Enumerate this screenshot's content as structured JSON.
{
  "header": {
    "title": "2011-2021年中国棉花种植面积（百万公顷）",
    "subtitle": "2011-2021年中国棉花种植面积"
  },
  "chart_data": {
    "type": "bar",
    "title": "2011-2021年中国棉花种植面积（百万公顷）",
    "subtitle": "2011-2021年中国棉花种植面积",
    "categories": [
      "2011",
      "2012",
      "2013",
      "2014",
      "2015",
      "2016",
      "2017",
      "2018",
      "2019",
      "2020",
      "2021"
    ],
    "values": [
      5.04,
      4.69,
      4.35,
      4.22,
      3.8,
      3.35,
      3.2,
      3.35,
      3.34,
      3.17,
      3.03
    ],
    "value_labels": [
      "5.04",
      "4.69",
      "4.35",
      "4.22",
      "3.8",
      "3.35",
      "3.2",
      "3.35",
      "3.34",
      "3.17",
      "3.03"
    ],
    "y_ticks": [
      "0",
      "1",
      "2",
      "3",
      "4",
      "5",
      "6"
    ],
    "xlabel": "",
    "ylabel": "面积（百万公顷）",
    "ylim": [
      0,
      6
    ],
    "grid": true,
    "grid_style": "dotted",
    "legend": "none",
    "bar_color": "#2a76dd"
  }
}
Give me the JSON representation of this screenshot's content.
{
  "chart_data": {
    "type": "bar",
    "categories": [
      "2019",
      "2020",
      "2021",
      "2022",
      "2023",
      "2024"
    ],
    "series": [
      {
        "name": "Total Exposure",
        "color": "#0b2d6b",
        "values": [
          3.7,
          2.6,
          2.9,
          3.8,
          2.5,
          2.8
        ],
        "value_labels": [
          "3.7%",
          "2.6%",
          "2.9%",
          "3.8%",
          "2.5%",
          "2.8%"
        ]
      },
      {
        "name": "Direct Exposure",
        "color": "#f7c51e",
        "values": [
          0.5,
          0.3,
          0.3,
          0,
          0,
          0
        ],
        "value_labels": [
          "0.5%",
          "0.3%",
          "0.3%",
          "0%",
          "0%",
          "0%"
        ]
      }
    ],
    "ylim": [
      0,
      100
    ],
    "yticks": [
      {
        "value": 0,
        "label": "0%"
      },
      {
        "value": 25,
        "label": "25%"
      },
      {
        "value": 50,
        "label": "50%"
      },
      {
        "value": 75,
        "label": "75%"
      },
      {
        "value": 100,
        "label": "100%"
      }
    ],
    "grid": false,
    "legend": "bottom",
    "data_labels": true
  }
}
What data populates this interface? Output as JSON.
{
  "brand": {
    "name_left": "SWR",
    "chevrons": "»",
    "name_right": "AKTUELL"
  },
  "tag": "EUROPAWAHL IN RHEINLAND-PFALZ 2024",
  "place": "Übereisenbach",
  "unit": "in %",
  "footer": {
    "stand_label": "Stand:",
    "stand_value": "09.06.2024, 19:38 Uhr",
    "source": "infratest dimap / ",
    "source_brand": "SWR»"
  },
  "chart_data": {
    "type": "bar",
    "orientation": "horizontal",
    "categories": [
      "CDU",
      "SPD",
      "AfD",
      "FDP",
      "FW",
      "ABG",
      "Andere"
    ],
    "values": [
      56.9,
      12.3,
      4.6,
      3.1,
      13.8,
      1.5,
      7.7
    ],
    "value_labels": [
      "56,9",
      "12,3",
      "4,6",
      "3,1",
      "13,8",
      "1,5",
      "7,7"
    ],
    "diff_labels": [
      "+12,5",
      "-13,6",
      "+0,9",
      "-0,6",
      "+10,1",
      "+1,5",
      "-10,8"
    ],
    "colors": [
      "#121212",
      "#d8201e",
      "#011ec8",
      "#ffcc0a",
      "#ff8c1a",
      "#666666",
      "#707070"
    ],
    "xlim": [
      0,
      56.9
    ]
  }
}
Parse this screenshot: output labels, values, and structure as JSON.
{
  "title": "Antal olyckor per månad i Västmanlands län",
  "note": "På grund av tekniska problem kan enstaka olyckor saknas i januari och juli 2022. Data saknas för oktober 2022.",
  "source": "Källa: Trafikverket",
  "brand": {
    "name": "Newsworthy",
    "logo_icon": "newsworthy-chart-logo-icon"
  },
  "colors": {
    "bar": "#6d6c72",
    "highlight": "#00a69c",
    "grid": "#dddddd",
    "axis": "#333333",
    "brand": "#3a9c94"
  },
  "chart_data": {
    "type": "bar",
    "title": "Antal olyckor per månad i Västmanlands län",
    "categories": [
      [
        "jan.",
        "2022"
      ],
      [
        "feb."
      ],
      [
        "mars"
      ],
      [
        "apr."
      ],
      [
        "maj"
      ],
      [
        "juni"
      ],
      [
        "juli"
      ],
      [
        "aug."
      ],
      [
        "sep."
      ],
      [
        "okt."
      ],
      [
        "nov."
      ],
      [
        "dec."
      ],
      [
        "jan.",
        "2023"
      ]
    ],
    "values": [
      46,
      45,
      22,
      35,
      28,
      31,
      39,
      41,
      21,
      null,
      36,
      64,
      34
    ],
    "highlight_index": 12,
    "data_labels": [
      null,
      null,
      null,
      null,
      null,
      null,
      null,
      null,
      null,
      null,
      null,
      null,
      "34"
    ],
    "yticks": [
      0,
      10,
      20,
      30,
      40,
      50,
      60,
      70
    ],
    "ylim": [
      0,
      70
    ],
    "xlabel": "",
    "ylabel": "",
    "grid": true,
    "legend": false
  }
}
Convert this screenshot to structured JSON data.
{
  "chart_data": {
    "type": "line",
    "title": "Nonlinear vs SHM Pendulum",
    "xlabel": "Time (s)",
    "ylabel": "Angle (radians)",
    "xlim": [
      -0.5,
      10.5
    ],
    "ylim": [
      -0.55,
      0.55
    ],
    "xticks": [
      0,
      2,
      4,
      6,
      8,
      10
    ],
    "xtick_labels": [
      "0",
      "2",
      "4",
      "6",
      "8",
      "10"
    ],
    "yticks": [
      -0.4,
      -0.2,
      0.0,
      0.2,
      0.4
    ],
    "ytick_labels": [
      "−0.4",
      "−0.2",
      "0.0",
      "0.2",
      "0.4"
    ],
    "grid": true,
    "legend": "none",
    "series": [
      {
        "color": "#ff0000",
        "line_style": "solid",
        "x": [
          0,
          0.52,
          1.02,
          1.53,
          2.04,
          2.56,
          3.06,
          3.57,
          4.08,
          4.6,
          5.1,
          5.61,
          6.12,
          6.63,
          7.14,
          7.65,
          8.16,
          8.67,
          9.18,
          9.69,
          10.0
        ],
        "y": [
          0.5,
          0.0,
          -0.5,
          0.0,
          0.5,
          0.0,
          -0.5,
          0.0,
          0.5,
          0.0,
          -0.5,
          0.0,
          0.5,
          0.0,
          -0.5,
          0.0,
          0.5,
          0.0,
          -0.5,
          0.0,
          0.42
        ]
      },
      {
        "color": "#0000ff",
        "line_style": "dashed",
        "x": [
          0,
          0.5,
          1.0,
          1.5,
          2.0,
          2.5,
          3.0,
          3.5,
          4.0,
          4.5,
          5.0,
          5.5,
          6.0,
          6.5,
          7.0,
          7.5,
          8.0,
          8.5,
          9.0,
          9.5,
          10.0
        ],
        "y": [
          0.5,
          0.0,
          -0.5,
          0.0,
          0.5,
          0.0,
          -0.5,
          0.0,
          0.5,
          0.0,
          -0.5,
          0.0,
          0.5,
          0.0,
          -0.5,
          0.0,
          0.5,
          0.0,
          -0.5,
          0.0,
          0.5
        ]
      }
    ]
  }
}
┄┄┄┄┄┄┄┄┄┄
Your instructions: Return the material in full, exactly as shown.

Written answer:
Enumerate this screenshot's content as structured JSON.
{
  "header": {
    "title": "2011-2021年中国棉花种植面积（百万公顷）",
    "subtitle": "2011-2021年中国棉花种植面积"
  },
  "chart_data": {
    "type": "bar",
    "title": "2011-2021年中国棉花种植面积（百万公顷）",
    "subtitle": "2011-2021年中国棉花种植面积",
    "categories": [
      "2011",
      "2012",
      "2013",
      "2014",
      "2015",
      "2016",
      "2017",
      "2018",
      "2019",
      "2020",
      "2021"
    ],
    "values": [
      5.04,
      4.69,
      4.35,
      4.22,
      3.8,
      3.35,
      3.2,
      3.35,
      3.34,
      3.17,
      3.03
    ],
    "value_labels": [
      "5.04",
      "4.69",
      "4.35",
      "4.22",
      "3.8",
      "3.35",
      "3.2",
      "3.35",
      "3.34",
      "3.17",
      "3.03"
    ],
    "y_ticks": [
      "0",
      "1",
      "2",
      "3",
      "4",
      "5",
      "6"
    ],
    "xlabel": "",
    "ylabel": "面积（百万公顷）",
    "ylim": [
      0,
      6
    ],
    "grid": true,
    "grid_style": "dotted",
    "legend": "none",
    "bar_color": "#2a76dd"
  }
}
Give me the JSON representation of this screenshot's content.
{
  "chart_data": {
    "type": "bar",
    "categories": [
      "2019",
      "2020",
      "2021",
      "2022",
      "2023",
      "2024"
    ],
    "series": [
      {
        "name": "Total Exposure",
        "color": "#0b2d6b",
        "values": [
          3.7,
          2.6,
          2.9,
          3.8,
          2.5,
          2.8
        ],
        "value_labels": [
          "3.7%",
          "2.6%",
          "2.9%",
          "3.8%",
          "2.5%",
          "2.8%"
        ]
      },
      {
        "name": "Direct Exposure",
        "color": "#f7c51e",
        "values": [
          0.5,
          0.3,
          0.3,
          0,
          0,
          0
        ],
        "value_labels": [
          "0.5%",
          "0.3%",
          "0.3%",
          "0%",
          "0%",
          "0%"
        ]
      }
    ],
    "ylim": [
      0,
      100
    ],
    "yticks": [
      {
        "value": 0,
        "label": "0%"
      },
      {
        "value": 25,
        "label": "25%"
      },
      {
        "value": 50,
        "label": "50%"
      },
      {
        "value": 75,
        "label": "75%"
      },
      {
        "value": 100,
        "label": "100%"
      }
    ],
    "grid": false,
    "legend": "bottom",
    "data_labels": true
  }
}
What data populates this interface? Output as JSON.
{
  "brand": {
    "name_left": "SWR",
    "chevrons": "»",
    "name_right": "AKTUELL"
  },
  "tag": "EUROPAWAHL IN RHEINLAND-PFALZ 2024",
  "place": "Übereisenbach",
  "unit": "in %",
  "footer": {
    "stand_label": "Stand:",
    "stand_value": "09.06.2024, 19:38 Uhr",
    "source": "infratest dimap / ",
    "source_brand": "SWR»"
  },
  "chart_data": {
    "type": "bar",
    "orientation": "horizontal",
    "categories": [
      "CDU",
      "SPD",
      "AfD",
      "FDP",
      "FW",
      "ABG",
      "Andere"
    ],
    "values": [
      56.9,
      12.3,
      4.6,
      3.1,
      13.8,
      1.5,
      7.7
    ],
    "value_labels": [
      "56,9",
      "12,3",
      "4,6",
      "3,1",
      "13,8",
      "1,5",
      "7,7"
    ],
    "diff_labels": [
      "+12,5",
      "-13,6",
      "+0,9",
      "-0,6",
      "+10,1",
      "+1,5",
      "-10,8"
    ],
    "colors": [
      "#121212",
      "#d8201e",
      "#011ec8",
      "#ffcc0a",
      "#ff8c1a",
      "#666666",
      "#707070"
    ],
    "xlim": [
      0,
      56.9
    ]
  }
}
Parse this screenshot: output labels, values, and structure as JSON.
{
  "title": "Antal olyckor per månad i Västmanlands län",
  "note": "På grund av tekniska problem kan enstaka olyckor saknas i januari och juli 2022. Data saknas för oktober 2022.",
  "source": "Källa: Trafikverket",
  "brand": {
    "name": "Newsworthy",
    "logo_icon": "newsworthy-chart-logo-icon"
  },
  "colors": {
    "bar": "#6d6c72",
    "highlight": "#00a69c",
    "grid": "#dddddd",
    "axis": "#333333",
    "brand": "#3a9c94"
  },
  "chart_data": {
    "type": "bar",
    "title": "Antal olyckor per månad i Västmanlands län",
    "categories": [
      [
        "jan.",
        "2022"
      ],
      [
        "feb."
      ],
      [
        "mars"
      ],
      [
        "apr."
      ],
      [
        "maj"
      ],
      [
        "juni"
      ],
      [
        "juli"
      ],
      [
        "aug."
      ],
      [
        "sep."
      ],
      [
        "okt."
      ],
      [
        "nov."
      ],
      [
        "dec."
      ],
      [
        "jan.",
        "2023"
      ]
    ],
    "values": [
      46,
      45,
      22,
      35,
      28,
      31,
      39,
      41,
      21,
      null,
      36,
      64,
      34
    ],
    "highlight_index": 12,
    "data_labels": [
      null,
      null,
      null,
      null,
      null,
      null,
      null,
      null,
      null,
      null,
      null,
      null,
      "34"
    ],
    "yticks": [
      0,
      10,
      20,
      30,
      40,
      50,
      60,
      70
    ],
    "ylim": [
      0,
      70
    ],
    "xlabel": "",
    "ylabel": "",
    "grid": true,
    "legend": false
  }
}
Convert this screenshot to structured JSON data.
{
  "chart_data": {
    "type": "line",
    "title": "Nonlinear vs SHM Pendulum",
    "xlabel": "Time (s)",
    "ylabel": "Angle (radians)",
    "xlim": [
      -0.5,
      10.5
    ],
    "ylim": [
      -0.55,
      0.55
    ],
    "xticks": [
      0,
      2,
      4,
      6,
      8,
      10
    ],
    "xtick_labels": [
      "0",
      "2",
      "4",
      "6",
      "8",
      "10"
    ],
    "yticks": [
      -0.4,
      -0.2,
      0.0,
      0.2,
      0.4
    ],
    "ytick_labels": [
      "−0.4",
      "−0.2",
      "0.0",
      "0.2",
      "0.4"
    ],
    "grid": true,
    "legend": "none",
    "series": [
      {
        "color": "#ff0000",
        "line_style": "solid",
        "x": [
          0,
          0.52,
          1.02,
          1.53,
          2.04,
          2.56,
          3.06,
          3.57,
          4.08,
          4.6,
          5.1,
          5.61,
          6.12,
          6.63,
          7.14,
          7.65,
          8.16,
          8.67,
          9.18,
          9.69,
          10.0
        ],
        "y": [
          0.5,
          0.0,
          -0.5,
          0.0,
          0.5,
          0.0,
          -0.5,
          0.0,
          0.5,
          0.0,
          -0.5,
          0.0,
          0.5,
          0.0,
          -0.5,
          0.0,
          0.5,
          0.0,
          -0.5,
          0.0,
          0.42
        ]
      },
      {
        "color": "#0000ff",
        "line_style": "dashed",
        "x": [
          0,
          0.5,
          1.0,
          1.5,
          2.0,
          2.5,
          3.0,
          3.5,
          4.0,
          4.5,
          5.0,
          5.5,
          6.0,
          6.5,
          7.0,
          7.5,
          8.0,
          8.5,
          9.0,
          9.5,
          10.0
        ],
        "y": [
          0.5,
          0.0,
          -0.5,
          0.0,
          0.5,
          0.0,
          -0.5,
          0.0,
          0.5,
          0.0,
          -0.5,
          0.0,
          0.5,
          0.0,
          -0.5,
          0.0,
          0.5,
          0.0,
          -0.5,
          0.0,
          0.5
        ]
      }
    ]
  }
}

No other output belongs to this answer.